Set problem: Select all lines holding the word "this" from the entries that follow.

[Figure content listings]
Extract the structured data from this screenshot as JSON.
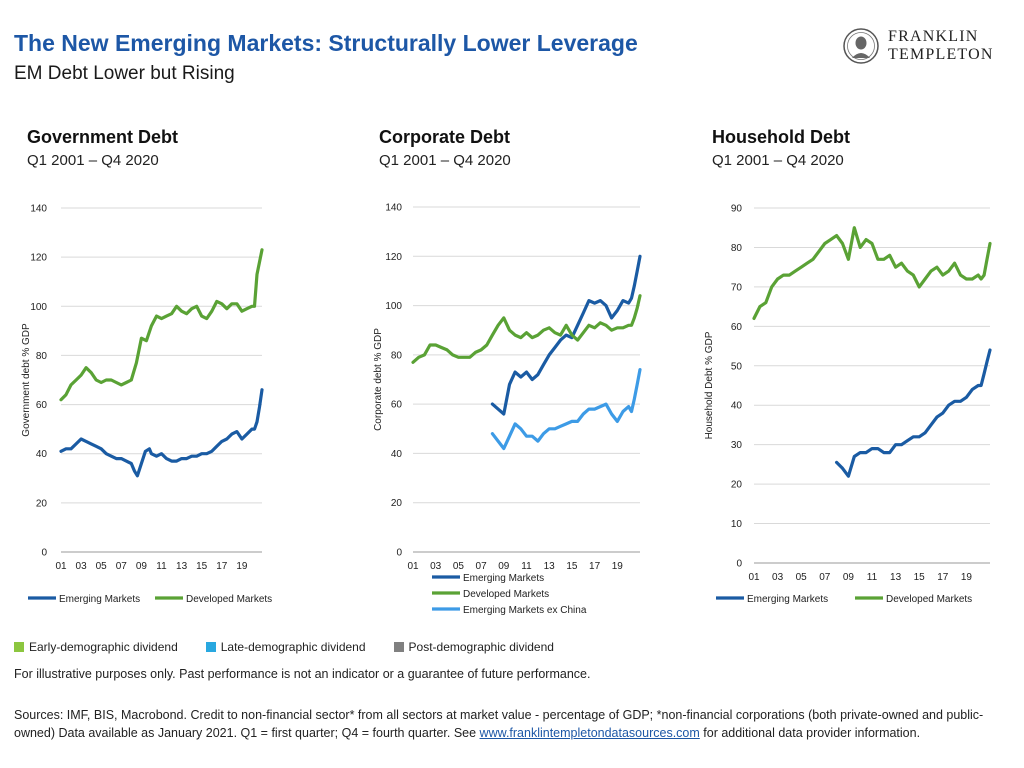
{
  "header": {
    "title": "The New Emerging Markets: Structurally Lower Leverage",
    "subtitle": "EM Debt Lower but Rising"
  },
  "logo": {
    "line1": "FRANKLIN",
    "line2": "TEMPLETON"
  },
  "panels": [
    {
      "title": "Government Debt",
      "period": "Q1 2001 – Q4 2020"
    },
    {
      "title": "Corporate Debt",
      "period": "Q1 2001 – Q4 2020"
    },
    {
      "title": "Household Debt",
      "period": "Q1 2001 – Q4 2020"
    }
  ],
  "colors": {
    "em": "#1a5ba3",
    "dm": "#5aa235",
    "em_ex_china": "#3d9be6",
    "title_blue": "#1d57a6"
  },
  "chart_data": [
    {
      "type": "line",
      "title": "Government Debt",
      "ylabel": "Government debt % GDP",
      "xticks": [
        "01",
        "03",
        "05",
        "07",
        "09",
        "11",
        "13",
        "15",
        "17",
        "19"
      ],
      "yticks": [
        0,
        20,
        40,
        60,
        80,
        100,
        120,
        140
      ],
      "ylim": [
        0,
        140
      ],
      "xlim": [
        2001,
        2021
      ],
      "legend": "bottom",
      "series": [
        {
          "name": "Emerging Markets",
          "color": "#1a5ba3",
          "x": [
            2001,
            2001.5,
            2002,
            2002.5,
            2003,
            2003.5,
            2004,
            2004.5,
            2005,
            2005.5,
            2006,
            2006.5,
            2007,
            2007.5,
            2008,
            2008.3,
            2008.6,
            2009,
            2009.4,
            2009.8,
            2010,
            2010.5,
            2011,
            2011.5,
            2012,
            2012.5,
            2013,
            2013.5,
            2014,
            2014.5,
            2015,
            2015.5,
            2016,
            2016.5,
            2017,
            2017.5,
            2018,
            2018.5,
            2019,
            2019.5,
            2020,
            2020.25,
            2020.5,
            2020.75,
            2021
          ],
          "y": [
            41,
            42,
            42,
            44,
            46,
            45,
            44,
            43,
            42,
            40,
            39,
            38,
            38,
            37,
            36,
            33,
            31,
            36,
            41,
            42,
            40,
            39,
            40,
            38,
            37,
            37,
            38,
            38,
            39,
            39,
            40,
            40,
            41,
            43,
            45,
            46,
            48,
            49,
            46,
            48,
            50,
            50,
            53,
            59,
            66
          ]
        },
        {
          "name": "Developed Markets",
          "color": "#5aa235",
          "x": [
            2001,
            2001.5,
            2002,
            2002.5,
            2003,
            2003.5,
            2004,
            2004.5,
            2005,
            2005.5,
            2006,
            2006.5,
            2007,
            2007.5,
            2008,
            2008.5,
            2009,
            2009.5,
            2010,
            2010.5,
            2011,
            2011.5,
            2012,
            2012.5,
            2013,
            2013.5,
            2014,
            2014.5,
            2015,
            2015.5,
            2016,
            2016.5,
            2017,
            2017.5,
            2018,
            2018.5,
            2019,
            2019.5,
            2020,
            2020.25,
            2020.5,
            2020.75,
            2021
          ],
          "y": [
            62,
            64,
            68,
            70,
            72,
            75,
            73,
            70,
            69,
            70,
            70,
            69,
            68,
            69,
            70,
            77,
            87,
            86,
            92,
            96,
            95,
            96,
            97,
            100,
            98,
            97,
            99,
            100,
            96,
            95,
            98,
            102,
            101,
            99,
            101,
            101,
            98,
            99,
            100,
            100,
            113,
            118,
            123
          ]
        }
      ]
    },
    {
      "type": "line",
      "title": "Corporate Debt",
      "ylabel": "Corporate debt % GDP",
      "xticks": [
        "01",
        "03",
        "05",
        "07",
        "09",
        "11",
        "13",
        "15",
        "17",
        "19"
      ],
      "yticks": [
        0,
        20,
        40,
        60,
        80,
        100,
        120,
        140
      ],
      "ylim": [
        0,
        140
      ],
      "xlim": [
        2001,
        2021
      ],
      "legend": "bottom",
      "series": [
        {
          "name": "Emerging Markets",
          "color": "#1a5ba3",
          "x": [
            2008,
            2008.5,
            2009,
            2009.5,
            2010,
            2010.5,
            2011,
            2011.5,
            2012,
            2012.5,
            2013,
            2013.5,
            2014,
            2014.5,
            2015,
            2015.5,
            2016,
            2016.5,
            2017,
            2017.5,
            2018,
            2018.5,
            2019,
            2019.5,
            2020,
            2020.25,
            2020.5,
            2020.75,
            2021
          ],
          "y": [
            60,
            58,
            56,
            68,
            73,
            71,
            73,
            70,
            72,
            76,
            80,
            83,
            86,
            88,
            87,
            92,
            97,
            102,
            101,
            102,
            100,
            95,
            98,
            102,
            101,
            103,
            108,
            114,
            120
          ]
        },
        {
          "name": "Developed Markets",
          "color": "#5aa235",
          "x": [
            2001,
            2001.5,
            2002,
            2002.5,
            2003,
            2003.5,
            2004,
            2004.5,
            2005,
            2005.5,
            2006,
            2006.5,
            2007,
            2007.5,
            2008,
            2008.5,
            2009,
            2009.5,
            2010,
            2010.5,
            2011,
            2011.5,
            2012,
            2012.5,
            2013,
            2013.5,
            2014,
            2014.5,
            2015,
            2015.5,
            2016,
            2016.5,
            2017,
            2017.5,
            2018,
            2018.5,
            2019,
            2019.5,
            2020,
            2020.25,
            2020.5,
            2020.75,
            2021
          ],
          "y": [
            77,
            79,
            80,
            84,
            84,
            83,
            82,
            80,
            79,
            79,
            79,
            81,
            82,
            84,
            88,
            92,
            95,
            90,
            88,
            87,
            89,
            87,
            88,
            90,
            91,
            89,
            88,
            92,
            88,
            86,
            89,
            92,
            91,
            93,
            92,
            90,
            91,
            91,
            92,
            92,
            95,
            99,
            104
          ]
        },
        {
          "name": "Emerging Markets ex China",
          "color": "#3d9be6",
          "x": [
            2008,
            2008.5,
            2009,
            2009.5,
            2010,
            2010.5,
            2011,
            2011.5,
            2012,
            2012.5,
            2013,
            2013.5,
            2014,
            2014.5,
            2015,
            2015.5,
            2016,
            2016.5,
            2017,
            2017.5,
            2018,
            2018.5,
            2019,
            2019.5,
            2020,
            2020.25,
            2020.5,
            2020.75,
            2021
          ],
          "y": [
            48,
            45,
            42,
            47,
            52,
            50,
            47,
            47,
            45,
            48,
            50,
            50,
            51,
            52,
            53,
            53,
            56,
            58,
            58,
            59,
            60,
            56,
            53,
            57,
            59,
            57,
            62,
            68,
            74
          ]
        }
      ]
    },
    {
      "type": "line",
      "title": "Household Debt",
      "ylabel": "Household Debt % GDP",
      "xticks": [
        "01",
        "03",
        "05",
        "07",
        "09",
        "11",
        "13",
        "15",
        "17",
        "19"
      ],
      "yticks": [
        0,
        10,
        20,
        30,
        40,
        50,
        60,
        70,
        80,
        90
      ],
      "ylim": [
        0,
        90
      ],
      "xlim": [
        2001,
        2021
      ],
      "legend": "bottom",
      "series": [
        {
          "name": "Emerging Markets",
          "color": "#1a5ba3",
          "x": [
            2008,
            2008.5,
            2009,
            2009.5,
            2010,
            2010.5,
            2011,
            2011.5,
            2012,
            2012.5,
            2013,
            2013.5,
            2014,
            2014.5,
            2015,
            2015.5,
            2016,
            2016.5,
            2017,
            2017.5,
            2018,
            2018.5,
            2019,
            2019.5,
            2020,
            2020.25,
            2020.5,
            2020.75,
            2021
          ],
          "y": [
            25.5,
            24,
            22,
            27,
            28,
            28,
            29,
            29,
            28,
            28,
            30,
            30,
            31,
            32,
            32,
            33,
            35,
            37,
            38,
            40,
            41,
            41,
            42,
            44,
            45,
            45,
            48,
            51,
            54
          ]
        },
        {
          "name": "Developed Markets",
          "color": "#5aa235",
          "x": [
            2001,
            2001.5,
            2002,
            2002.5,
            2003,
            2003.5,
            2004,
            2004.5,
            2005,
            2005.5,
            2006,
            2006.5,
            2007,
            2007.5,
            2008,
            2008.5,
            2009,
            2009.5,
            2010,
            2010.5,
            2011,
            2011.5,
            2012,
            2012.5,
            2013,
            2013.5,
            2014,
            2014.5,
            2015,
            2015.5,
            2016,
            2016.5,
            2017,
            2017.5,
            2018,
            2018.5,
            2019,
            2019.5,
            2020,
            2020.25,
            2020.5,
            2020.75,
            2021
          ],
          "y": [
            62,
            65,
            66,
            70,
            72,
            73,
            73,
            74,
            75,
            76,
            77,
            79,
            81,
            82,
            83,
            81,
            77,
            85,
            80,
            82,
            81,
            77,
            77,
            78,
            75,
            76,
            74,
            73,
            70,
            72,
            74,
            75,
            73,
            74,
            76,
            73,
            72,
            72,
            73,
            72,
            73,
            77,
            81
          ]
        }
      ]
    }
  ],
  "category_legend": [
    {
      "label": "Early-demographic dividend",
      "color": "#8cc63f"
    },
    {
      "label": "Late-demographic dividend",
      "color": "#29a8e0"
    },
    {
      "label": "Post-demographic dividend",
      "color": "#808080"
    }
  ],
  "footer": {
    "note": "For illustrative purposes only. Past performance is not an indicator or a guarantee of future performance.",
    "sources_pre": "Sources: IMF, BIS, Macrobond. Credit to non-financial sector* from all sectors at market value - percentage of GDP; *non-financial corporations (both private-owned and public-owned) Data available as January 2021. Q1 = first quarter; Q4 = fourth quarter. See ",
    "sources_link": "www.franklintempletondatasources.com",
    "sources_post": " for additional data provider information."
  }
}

==

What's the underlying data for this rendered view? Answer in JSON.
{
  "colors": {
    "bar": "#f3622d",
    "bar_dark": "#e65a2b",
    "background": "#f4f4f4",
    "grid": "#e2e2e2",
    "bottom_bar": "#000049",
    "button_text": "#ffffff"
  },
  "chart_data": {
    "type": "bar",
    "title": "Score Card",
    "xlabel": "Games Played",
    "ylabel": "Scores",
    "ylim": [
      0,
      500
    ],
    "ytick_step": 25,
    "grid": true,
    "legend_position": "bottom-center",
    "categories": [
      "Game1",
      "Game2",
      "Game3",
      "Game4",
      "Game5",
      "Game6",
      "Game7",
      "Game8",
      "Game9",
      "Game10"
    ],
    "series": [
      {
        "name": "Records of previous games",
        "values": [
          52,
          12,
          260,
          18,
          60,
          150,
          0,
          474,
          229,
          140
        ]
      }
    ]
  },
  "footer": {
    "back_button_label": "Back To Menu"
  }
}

Written answer:
Extract the structured data from this screenshot as JSON.
What's the underlying data for this rendered view? Answer in JSON.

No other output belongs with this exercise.